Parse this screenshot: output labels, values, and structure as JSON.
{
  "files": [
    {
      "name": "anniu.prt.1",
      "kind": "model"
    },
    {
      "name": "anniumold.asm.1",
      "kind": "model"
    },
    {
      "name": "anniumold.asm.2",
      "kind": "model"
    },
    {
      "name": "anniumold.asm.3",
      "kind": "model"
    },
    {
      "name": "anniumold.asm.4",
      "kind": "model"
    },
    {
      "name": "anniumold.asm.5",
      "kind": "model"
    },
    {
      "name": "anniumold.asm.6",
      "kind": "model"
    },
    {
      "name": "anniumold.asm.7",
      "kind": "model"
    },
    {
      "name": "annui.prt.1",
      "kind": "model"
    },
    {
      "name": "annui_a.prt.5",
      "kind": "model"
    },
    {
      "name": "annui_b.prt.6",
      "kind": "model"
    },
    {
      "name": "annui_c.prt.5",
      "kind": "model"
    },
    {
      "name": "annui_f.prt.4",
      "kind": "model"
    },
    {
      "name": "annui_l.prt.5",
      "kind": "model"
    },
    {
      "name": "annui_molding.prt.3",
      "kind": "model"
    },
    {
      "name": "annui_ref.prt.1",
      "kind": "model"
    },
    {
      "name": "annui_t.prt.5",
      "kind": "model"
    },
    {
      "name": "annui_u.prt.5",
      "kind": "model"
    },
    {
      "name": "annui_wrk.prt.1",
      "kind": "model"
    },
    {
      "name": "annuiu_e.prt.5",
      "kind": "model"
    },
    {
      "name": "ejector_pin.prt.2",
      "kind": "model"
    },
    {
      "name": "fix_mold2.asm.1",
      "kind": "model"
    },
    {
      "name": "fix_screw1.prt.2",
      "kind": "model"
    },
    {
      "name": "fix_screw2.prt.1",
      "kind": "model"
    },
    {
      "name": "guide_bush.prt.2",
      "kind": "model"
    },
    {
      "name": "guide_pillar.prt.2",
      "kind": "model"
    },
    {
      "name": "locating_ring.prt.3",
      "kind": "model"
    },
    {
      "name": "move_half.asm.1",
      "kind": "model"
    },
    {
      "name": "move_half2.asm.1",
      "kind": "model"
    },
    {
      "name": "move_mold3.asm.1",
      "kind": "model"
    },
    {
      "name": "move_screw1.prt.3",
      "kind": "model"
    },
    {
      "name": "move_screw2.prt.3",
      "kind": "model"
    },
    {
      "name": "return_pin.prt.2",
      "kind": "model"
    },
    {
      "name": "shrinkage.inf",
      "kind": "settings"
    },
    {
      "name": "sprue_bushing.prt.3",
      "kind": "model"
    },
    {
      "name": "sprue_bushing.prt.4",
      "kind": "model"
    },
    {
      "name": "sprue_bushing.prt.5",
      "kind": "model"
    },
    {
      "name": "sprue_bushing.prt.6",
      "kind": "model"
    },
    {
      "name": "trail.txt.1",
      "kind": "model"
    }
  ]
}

=-=-=

**GIVEN PROBLEM:** Please reproduce each line exactly as written.

**TASK RESPONSE:**
Parse this screenshot: output labels, values, and structure as JSON.
{
  "files": [
    {
      "name": "anniu.prt.1",
      "kind": "model"
    },
    {
      "name": "anniumold.asm.1",
      "kind": "model"
    },
    {
      "name": "anniumold.asm.2",
      "kind": "model"
    },
    {
      "name": "anniumold.asm.3",
      "kind": "model"
    },
    {
      "name": "anniumold.asm.4",
      "kind": "model"
    },
    {
      "name": "anniumold.asm.5",
      "kind": "model"
    },
    {
      "name": "anniumold.asm.6",
      "kind": "model"
    },
    {
      "name": "anniumold.asm.7",
      "kind": "model"
    },
    {
      "name": "annui.prt.1",
      "kind": "model"
    },
    {
      "name": "annui_a.prt.5",
      "kind": "model"
    },
    {
      "name": "annui_b.prt.6",
      "kind": "model"
    },
    {
      "name": "annui_c.prt.5",
      "kind": "model"
    },
    {
      "name": "annui_f.prt.4",
      "kind": "model"
    },
    {
      "name": "annui_l.prt.5",
      "kind": "model"
    },
    {
      "name": "annui_molding.prt.3",
      "kind": "model"
    },
    {
      "name": "annui_ref.prt.1",
      "kind": "model"
    },
    {
      "name": "annui_t.prt.5",
      "kind": "model"
    },
    {
      "name": "annui_u.prt.5",
      "kind": "model"
    },
    {
      "name": "annui_wrk.prt.1",
      "kind": "model"
    },
    {
      "name": "annuiu_e.prt.5",
      "kind": "model"
    },
    {
      "name": "ejector_pin.prt.2",
      "kind": "model"
    },
    {
      "name": "fix_mold2.asm.1",
      "kind": "model"
    },
    {
      "name": "fix_screw1.prt.2",
      "kind": "model"
    },
    {
      "name": "fix_screw2.prt.1",
      "kind": "model"
    },
    {
      "name": "guide_bush.prt.2",
      "kind": "model"
    },
    {
      "name": "guide_pillar.prt.2",
      "kind": "model"
    },
    {
      "name": "locating_ring.prt.3",
      "kind": "model"
    },
    {
      "name": "move_half.asm.1",
      "kind": "model"
    },
    {
      "name": "move_half2.asm.1",
      "kind": "model"
    },
    {
      "name": "move_mold3.asm.1",
      "kind": "model"
    },
    {
      "name": "move_screw1.prt.3",
      "kind": "model"
    },
    {
      "name": "move_screw2.prt.3",
      "kind": "model"
    },
    {
      "name": "return_pin.prt.2",
      "kind": "model"
    },
    {
      "name": "shrinkage.inf",
      "kind": "settings"
    },
    {
      "name": "sprue_bushing.prt.3",
      "kind": "model"
    },
    {
      "name": "sprue_bushing.prt.4",
      "kind": "model"
    },
    {
      "name": "sprue_bushing.prt.5",
      "kind": "model"
    },
    {
      "name": "sprue_bushing.prt.6",
      "kind": "model"
    },
    {
      "name": "trail.txt.1",
      "kind": "model"
    }
  ]
}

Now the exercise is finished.